▽

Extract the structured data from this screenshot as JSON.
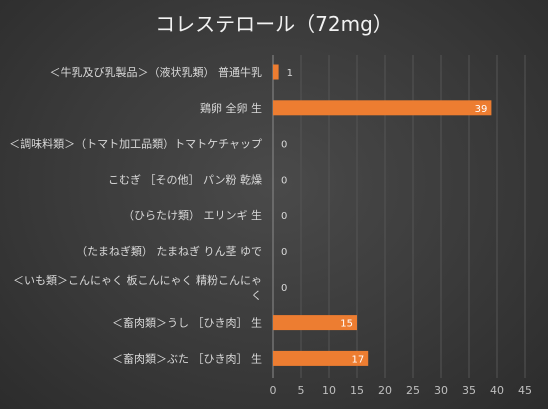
{
  "chart_data": {
    "type": "bar",
    "orientation": "horizontal",
    "title": "コレステロール（72mg）",
    "categories": [
      "＜牛乳及び乳製品＞（液状乳類） 普通牛乳",
      "鶏卵 全卵 生",
      "＜調味料類＞（トマト加工品類）トマトケチャップ",
      "こむぎ ［その他］ パン粉 乾燥",
      "（ひらたけ類） エリンギ 生",
      "（たまねぎ類） たまねぎ りん茎 ゆで",
      "＜いも類＞こんにゃく 板こんにゃく 精粉こんにゃく",
      "＜畜肉類＞うし ［ひき肉］ 生",
      "＜畜肉類＞ぶた ［ひき肉］ 生"
    ],
    "values": [
      1,
      39,
      0,
      0,
      0,
      0,
      0,
      15,
      17
    ],
    "xlim": [
      0,
      45
    ],
    "xticks": [
      0,
      5,
      10,
      15,
      20,
      25,
      30,
      35,
      40,
      45
    ],
    "data_labels": true,
    "grid": "vertical",
    "legend": "none",
    "bar_color": "#ed7d31"
  }
}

△

| INSTRUCTIONS FOR THE TASK |
Output the records above exactly; leave out the pictures.

| OUTPUT OF THE TASK |
Extract the structured data from this screenshot as JSON.
{
  "chart_data": {
    "type": "bar",
    "orientation": "horizontal",
    "title": "コレステロール（72mg）",
    "categories": [
      "＜牛乳及び乳製品＞（液状乳類） 普通牛乳",
      "鶏卵 全卵 生",
      "＜調味料類＞（トマト加工品類）トマトケチャップ",
      "こむぎ ［その他］ パン粉 乾燥",
      "（ひらたけ類） エリンギ 生",
      "（たまねぎ類） たまねぎ りん茎 ゆで",
      "＜いも類＞こんにゃく 板こんにゃく 精粉こんにゃく",
      "＜畜肉類＞うし ［ひき肉］ 生",
      "＜畜肉類＞ぶた ［ひき肉］ 生"
    ],
    "values": [
      1,
      39,
      0,
      0,
      0,
      0,
      0,
      15,
      17
    ],
    "xlim": [
      0,
      45
    ],
    "xticks": [
      0,
      5,
      10,
      15,
      20,
      25,
      30,
      35,
      40,
      45
    ],
    "data_labels": true,
    "grid": "vertical",
    "legend": "none",
    "bar_color": "#ed7d31"
  }
}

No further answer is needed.